:: TASK PROMPT ::
Look for "horizontal" in the listing below. Gather each line that contains it.

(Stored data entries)
=-=-=

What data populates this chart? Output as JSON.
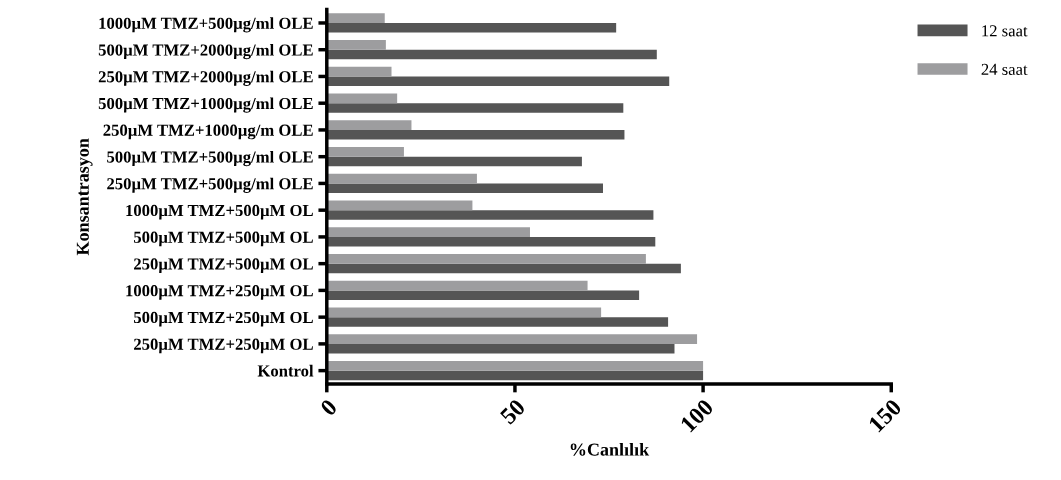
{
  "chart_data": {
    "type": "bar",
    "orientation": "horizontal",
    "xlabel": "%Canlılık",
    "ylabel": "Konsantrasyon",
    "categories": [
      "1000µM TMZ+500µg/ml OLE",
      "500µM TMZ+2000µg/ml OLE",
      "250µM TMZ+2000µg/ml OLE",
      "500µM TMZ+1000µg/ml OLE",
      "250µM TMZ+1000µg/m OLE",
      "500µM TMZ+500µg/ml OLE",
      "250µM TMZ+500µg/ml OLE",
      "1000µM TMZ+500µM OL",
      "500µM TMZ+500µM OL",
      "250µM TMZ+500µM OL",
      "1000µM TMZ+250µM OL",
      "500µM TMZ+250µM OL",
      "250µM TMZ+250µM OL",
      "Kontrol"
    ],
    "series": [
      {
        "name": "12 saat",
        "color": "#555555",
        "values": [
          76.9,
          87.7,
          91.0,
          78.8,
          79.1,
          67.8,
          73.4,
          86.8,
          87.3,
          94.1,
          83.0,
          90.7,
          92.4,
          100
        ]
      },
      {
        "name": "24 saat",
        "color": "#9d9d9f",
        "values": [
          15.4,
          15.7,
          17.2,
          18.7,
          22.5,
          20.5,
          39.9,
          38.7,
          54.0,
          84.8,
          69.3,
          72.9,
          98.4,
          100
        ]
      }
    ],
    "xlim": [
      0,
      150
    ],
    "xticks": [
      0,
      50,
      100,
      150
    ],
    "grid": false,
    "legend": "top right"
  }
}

=-=-=

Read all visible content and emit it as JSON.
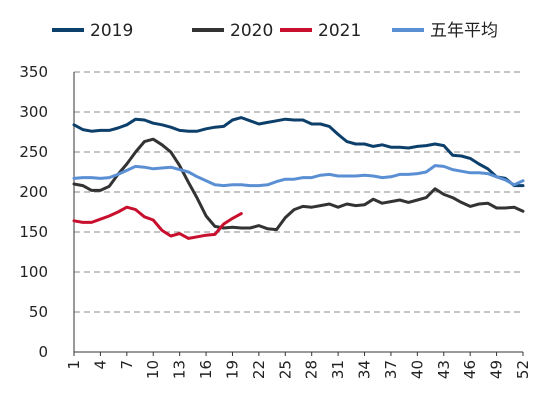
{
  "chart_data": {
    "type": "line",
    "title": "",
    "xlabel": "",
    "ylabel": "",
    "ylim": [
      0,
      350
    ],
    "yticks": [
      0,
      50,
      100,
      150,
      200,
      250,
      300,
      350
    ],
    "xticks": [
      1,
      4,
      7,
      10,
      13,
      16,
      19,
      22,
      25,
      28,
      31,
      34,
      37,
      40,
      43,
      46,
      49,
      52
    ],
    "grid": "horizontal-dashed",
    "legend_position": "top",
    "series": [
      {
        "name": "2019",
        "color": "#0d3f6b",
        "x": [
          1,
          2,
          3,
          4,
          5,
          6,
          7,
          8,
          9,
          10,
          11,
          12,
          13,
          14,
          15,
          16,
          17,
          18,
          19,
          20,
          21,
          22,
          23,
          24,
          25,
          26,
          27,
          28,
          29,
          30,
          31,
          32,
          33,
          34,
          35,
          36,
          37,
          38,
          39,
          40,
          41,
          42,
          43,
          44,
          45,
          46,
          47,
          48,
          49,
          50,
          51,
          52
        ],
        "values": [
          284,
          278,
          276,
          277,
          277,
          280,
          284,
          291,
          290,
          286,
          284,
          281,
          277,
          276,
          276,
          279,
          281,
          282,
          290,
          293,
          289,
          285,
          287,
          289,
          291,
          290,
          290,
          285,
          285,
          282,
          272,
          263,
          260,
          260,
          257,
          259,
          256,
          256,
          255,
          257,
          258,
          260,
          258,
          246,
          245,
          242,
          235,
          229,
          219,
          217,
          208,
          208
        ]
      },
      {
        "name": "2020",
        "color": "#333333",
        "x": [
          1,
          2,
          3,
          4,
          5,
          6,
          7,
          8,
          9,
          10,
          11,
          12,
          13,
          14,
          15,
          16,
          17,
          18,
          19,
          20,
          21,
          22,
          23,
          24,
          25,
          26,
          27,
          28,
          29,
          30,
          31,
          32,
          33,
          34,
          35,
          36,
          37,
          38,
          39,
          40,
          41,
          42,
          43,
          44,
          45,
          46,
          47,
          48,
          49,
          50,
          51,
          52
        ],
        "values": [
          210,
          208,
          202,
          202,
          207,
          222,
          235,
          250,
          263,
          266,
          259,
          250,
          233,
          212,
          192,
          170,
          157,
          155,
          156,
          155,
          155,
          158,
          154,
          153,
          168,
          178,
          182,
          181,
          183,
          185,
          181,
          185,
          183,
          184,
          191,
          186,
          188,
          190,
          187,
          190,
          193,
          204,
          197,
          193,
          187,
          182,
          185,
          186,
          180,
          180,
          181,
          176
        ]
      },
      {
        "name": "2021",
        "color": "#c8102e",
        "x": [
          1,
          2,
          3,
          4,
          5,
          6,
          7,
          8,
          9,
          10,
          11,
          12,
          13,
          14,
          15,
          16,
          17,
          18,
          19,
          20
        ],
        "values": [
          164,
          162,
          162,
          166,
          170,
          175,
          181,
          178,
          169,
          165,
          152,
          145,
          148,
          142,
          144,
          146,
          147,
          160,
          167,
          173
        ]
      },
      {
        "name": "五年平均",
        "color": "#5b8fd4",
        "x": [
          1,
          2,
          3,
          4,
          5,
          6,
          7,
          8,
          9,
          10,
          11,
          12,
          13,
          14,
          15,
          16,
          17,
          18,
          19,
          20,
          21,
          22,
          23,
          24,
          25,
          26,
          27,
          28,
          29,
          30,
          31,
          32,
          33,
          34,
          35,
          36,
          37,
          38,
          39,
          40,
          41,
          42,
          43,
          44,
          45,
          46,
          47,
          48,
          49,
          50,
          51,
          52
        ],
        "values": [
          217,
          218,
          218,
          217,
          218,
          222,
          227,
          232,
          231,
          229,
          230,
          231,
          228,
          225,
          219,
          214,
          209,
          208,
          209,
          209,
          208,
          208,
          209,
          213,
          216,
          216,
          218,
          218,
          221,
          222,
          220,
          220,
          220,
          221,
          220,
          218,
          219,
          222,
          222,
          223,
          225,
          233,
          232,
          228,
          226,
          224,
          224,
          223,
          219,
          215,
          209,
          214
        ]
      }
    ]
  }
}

=-=-=

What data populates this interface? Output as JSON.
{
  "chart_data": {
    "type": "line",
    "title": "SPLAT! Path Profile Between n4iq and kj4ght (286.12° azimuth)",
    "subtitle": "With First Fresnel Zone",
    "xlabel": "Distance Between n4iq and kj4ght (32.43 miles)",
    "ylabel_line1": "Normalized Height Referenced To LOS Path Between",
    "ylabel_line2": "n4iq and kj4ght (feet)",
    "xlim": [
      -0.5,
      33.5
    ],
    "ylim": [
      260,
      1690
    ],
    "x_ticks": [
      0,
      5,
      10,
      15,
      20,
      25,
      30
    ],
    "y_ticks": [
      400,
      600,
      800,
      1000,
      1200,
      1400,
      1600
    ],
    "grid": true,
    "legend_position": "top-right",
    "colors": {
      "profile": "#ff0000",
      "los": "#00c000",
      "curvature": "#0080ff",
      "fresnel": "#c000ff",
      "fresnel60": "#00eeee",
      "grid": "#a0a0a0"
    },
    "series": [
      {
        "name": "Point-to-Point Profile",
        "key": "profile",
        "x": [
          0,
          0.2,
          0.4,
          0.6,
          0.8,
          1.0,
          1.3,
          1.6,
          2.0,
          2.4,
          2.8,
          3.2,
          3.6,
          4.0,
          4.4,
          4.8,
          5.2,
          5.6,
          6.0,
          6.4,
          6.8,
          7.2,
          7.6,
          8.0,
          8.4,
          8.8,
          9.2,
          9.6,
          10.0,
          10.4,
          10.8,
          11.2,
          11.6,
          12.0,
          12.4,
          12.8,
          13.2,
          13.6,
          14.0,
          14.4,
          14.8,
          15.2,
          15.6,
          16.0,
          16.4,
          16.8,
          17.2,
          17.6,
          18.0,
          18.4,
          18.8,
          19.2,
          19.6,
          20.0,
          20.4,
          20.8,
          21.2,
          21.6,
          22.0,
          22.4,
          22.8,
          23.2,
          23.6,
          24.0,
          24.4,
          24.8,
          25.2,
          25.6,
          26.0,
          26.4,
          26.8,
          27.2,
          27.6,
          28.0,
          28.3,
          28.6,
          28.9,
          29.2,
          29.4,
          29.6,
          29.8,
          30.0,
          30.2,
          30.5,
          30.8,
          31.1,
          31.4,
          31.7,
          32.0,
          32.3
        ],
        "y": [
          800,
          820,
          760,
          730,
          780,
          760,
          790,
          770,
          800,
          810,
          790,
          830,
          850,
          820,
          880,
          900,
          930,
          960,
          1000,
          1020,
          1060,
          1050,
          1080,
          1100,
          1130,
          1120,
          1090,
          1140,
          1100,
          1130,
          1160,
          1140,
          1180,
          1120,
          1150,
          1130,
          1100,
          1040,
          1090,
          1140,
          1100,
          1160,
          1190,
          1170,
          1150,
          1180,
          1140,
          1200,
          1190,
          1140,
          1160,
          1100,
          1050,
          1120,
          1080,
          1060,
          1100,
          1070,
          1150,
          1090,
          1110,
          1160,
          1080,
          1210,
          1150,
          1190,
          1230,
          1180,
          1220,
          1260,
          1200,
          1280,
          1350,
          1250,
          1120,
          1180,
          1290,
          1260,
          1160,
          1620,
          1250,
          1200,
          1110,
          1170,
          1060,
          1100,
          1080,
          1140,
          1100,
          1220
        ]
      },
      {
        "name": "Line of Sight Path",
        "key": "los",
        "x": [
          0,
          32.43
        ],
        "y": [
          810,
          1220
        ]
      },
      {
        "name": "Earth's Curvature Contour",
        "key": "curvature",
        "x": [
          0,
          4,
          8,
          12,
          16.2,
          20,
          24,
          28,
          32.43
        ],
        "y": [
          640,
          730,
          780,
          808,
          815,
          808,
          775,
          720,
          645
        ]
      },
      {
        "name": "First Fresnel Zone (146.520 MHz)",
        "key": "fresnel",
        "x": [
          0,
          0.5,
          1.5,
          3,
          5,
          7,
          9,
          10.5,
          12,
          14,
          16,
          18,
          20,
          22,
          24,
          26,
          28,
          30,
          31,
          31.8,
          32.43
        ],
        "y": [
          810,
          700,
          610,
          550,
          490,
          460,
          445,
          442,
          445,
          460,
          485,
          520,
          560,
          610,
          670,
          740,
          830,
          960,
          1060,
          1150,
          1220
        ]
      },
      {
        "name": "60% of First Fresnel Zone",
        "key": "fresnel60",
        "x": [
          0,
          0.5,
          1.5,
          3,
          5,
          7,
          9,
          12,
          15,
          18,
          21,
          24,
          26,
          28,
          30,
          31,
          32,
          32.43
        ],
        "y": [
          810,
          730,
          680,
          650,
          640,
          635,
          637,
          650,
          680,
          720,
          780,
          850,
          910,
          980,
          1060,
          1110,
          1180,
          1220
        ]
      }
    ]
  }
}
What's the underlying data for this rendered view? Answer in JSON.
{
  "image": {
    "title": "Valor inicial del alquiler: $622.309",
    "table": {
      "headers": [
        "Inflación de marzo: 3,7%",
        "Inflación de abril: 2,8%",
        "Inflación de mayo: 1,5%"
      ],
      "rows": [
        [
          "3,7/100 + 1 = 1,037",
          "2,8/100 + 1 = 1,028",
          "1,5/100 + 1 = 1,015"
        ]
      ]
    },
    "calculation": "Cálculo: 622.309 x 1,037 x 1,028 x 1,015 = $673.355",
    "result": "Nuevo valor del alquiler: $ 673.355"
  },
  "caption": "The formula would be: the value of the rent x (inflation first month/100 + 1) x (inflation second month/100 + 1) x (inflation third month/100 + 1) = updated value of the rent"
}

=-=-=

:: RESULT FOR THIS EXERCISE ::
    "orientation": "horizontal",
    "grid": "horizontal-dashed",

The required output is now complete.